===== Selected extract
Richard Thomas Parker (1834 - 10 August 1864) was an English murderer who was the last person to be publicly executed in Nottingham.

Life

He was christened in Thurgarton on 26 October 1834.

Richard Thomas Parker of Fiskerton, a butcher, was publicly declared bankrupt in November, 1862 at Newark.

After a drunken row with Samuel Parker, his father, at their home in Fiskerton in Nottinghamshire, Parker shot his father and his mother, Elizabeth Parker, formerly Miss Tutbury. Parker's father survived, but his mother lingered on for several weeks and died on 16 May 1864 .

Parker was tried at Nottingham Crown Court sitting at Shire Hall, Nottingham starting on Monday 25 July 1864, in front of Mr Justice Blackburn. He was found guilty of wilful murder by the jury.
==========
===== Recorded data
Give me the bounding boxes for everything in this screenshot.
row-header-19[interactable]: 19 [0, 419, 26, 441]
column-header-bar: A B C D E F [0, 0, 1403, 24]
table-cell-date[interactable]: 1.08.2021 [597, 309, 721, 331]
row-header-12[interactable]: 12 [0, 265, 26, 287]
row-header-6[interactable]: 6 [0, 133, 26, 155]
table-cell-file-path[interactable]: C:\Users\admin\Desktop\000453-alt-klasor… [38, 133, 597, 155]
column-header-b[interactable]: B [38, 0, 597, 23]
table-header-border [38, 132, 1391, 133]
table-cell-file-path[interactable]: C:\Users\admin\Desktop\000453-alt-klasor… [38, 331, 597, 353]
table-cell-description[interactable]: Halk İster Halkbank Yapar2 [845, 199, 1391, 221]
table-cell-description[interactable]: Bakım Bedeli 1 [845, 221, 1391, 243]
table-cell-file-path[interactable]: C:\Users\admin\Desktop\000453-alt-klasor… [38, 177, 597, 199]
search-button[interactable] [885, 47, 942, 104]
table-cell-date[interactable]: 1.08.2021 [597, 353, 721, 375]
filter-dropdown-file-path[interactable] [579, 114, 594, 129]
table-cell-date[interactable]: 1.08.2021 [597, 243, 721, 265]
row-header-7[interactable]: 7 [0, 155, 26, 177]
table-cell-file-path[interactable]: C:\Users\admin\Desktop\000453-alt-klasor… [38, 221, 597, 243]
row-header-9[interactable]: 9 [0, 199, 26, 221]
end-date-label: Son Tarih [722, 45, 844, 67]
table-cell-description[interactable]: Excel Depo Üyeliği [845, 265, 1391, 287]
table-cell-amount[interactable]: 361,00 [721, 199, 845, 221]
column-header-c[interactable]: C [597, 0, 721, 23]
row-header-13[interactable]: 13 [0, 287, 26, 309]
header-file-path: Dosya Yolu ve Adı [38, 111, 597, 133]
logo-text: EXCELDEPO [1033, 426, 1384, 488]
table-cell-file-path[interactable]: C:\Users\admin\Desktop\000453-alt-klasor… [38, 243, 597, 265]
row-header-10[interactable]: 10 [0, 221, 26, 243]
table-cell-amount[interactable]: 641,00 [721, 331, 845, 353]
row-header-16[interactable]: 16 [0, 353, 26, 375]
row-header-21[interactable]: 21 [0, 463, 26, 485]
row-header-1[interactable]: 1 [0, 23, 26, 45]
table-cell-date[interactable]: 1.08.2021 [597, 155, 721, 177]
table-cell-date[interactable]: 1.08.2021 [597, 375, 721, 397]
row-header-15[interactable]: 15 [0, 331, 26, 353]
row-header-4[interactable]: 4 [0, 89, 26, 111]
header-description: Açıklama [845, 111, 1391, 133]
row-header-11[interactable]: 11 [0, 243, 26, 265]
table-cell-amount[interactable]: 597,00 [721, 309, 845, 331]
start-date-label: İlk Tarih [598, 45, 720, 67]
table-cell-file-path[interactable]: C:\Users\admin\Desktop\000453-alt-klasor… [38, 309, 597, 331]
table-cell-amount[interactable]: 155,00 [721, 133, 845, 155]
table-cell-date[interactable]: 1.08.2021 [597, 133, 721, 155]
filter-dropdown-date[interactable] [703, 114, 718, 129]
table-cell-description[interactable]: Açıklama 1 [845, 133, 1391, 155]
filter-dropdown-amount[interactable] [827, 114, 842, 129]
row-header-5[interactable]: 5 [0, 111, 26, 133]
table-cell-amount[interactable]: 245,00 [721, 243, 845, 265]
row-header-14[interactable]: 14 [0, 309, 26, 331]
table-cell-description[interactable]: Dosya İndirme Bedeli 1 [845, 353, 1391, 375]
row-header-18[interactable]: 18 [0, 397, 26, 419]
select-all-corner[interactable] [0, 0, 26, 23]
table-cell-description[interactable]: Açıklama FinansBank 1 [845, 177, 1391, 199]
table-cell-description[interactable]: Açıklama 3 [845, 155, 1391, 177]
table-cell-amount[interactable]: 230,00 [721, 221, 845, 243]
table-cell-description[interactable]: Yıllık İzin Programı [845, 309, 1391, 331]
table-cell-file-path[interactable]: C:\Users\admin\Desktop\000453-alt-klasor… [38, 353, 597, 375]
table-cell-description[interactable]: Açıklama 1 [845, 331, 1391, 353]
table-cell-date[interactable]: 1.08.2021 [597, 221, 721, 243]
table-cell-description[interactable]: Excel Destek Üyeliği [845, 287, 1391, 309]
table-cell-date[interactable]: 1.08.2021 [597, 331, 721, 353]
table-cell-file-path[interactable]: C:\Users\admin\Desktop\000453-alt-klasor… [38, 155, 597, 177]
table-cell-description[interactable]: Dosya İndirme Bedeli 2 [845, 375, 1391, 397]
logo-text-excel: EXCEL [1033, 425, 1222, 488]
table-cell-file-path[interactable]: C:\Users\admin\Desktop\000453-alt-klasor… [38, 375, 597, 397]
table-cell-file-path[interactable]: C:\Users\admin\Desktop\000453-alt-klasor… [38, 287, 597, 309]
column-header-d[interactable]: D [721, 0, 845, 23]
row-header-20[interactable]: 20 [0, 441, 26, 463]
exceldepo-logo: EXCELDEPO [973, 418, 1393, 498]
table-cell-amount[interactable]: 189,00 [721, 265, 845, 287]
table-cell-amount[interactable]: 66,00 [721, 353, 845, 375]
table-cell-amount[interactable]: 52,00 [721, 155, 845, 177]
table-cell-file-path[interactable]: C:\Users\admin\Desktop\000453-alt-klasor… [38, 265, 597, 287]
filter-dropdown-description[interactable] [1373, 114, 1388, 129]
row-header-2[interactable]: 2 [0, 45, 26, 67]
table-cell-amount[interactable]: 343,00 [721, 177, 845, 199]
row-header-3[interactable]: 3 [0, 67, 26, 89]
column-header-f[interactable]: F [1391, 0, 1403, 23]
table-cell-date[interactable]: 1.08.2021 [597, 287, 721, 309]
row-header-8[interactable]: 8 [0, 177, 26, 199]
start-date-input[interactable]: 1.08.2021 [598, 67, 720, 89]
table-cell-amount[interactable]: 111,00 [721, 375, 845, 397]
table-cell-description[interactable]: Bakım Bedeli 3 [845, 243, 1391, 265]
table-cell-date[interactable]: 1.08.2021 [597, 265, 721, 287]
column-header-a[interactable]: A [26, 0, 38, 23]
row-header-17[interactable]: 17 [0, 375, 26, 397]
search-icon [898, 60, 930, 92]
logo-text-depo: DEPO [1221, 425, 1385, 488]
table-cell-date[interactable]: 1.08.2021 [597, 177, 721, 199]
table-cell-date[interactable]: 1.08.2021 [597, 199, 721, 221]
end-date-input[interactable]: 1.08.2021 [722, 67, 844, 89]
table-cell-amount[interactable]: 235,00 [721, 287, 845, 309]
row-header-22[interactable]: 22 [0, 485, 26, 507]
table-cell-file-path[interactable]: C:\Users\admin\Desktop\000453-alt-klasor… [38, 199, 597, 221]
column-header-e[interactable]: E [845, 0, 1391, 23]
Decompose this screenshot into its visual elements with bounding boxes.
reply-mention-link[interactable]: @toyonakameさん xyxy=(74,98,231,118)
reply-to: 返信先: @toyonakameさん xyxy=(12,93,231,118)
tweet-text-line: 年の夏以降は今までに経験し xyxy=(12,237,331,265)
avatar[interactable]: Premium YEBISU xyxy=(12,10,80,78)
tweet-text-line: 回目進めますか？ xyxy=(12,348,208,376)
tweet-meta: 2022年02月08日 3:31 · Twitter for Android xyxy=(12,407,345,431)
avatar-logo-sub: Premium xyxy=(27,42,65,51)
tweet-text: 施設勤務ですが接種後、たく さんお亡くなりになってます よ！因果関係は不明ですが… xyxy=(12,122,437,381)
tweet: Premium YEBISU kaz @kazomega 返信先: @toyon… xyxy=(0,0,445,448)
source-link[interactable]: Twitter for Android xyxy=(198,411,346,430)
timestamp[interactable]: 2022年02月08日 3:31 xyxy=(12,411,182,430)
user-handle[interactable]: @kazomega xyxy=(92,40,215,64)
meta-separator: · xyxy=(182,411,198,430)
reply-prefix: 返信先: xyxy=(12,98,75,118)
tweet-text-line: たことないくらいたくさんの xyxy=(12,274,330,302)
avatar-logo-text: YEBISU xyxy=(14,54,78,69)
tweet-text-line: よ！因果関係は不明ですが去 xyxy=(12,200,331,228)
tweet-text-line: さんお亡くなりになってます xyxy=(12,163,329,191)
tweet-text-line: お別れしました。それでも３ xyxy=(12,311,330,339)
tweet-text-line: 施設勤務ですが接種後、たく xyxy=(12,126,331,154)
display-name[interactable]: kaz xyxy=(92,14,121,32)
==========
Stated problem 1 — Translate this sentence from the Parker biography into French: "Parker's father survived, but his mother lingered on for several weeks and died on 16 May 1864."
Stated problem 2 — Pick up the Parker biography after its last sentence and keep writing.
The data here is separate material and has no connection to the Parker biography.

Written reply 1 — Le père de Parker survécut, mais sa mère agonisa pendant plusieurs semaines et mourut le 16 mai 1864.

Written reply 2 —
He was  condemned to death. His execution was held publicly on the steps of the Shire Hall. Richard Charles Sutton, a local architect, was charged with the scaffold arrangements.

A large crowd estimated at 10,000 gathered on High Pavement to watch the execution. The scaffold was surrounded by boarding 4 feet high to prevent the public seeing the prisoner after the drop.

The acting under-sheriff Mr JT Brewster, the chaplain, Reverend W Howard, the prisoner and the hangman appeared on the scaffold at 8:00 am. As the chaplain uttered the words "In the midst of life we are in death" the bolt was drawn and Parker hung.

After hanging on the gallows for an hour, the body was cut down and buried.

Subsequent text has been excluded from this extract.